WHAT YOU WILL DO → Reproduce the material from its first line through the line containing "text: radijatori bbox=[518, 816, 597, 834]", including both of those lines.

■ ■ ■ ■

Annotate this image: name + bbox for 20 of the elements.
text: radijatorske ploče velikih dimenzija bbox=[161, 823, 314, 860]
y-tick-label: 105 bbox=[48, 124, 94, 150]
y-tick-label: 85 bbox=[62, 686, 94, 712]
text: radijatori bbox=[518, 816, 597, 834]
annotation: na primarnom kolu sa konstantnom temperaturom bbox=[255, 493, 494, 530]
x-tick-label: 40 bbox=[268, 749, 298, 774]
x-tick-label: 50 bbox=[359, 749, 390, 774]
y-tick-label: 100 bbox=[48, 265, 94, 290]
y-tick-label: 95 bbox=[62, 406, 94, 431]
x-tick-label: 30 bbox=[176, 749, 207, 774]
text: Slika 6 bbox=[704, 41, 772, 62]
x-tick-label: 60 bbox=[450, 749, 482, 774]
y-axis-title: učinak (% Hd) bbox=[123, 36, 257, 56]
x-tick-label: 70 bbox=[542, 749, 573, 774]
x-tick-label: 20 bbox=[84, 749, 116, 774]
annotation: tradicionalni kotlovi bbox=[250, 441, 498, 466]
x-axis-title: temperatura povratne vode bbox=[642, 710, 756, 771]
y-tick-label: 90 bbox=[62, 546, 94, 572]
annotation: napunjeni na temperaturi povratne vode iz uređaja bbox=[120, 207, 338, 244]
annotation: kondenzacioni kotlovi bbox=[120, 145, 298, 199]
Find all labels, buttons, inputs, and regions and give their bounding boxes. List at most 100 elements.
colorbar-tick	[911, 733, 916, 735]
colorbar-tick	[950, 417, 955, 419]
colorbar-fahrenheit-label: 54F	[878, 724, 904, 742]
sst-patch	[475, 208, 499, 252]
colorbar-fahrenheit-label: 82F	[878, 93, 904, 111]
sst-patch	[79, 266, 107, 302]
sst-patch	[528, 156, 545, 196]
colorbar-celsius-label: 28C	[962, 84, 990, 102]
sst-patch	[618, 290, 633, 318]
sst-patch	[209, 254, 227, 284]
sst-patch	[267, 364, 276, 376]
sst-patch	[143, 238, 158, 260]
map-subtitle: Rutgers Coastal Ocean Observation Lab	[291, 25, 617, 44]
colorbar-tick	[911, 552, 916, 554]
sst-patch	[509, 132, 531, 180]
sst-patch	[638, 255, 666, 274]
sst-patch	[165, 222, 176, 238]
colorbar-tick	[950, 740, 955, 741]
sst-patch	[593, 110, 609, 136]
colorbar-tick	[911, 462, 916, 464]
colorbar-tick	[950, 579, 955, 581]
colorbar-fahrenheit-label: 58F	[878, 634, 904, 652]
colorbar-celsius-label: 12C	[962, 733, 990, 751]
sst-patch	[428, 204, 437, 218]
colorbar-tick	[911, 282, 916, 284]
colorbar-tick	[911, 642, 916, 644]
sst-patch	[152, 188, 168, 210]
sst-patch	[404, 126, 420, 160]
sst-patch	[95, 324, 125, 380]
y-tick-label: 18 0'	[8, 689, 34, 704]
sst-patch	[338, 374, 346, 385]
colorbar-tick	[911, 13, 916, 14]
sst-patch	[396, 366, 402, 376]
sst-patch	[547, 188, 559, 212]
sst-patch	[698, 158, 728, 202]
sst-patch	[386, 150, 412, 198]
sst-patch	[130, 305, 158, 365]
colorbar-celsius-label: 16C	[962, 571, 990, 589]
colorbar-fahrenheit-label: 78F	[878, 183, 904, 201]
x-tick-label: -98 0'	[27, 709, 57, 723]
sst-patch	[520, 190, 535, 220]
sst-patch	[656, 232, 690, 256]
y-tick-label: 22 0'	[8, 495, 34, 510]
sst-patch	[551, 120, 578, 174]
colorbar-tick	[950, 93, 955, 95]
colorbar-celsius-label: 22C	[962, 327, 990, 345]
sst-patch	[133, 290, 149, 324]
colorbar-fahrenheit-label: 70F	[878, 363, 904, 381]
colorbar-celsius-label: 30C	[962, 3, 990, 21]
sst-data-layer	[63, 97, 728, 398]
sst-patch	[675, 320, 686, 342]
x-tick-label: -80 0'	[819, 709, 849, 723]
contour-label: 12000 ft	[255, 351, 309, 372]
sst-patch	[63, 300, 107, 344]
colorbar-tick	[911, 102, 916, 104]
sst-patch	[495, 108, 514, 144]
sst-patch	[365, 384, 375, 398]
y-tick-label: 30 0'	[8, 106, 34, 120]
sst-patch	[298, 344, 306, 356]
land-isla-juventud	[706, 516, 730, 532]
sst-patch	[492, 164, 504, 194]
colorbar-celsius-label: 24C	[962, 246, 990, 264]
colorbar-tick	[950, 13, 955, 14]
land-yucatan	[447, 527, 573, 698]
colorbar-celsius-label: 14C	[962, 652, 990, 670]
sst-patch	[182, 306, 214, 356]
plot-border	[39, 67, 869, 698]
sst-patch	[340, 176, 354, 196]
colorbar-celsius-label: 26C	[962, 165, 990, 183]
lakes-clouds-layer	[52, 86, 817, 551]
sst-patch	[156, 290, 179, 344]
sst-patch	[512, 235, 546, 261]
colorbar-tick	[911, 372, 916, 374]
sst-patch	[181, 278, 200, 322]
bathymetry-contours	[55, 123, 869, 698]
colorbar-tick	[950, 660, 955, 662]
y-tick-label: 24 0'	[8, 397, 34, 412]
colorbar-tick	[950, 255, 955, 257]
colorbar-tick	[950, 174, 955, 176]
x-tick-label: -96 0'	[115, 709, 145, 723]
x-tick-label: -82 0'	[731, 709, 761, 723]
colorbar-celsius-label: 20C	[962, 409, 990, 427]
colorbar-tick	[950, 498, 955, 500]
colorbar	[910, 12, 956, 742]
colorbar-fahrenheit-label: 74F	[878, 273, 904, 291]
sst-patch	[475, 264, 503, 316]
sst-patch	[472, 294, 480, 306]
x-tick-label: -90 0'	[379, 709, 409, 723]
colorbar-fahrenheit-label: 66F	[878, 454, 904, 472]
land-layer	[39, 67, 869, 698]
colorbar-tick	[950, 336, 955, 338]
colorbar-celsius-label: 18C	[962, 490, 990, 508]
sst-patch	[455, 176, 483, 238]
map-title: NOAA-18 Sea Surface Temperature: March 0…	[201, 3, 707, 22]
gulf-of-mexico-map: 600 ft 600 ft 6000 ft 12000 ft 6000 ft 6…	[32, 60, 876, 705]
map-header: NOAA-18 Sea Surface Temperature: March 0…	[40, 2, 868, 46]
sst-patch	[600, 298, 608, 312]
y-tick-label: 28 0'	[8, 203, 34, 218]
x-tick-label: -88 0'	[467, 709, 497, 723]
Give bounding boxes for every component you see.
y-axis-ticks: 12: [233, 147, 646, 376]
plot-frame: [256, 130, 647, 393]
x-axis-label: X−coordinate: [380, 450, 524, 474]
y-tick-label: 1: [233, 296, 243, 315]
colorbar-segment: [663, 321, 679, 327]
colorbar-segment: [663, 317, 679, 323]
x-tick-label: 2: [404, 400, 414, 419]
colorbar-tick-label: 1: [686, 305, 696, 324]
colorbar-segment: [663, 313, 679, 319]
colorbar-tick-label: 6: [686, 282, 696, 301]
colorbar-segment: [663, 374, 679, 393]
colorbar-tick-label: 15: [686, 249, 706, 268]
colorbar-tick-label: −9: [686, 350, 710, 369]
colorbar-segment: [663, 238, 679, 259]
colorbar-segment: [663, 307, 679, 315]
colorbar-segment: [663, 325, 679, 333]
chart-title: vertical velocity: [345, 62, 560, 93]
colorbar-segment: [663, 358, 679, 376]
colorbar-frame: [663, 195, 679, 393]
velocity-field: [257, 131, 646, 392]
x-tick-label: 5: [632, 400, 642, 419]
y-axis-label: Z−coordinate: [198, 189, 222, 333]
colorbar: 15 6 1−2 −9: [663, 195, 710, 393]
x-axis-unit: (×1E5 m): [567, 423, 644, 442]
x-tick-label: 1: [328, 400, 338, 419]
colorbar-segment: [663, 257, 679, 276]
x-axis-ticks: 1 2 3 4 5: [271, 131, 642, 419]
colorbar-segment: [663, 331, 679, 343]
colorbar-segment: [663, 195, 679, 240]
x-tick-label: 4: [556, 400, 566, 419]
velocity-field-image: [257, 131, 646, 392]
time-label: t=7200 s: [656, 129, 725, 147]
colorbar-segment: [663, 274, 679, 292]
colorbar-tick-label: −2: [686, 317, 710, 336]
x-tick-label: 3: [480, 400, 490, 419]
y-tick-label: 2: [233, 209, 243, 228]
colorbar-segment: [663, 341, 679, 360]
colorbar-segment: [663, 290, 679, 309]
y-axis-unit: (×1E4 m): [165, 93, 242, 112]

■ ■ ■ ■

RESULT →
Annotate this image: name + bbox for 20 of the elements.
text: radijatorske ploče velikih dimenzija bbox=[161, 823, 314, 860]
y-tick-label: 105 bbox=[48, 124, 94, 150]
y-tick-label: 85 bbox=[62, 686, 94, 712]
text: radijatori bbox=[518, 816, 597, 834]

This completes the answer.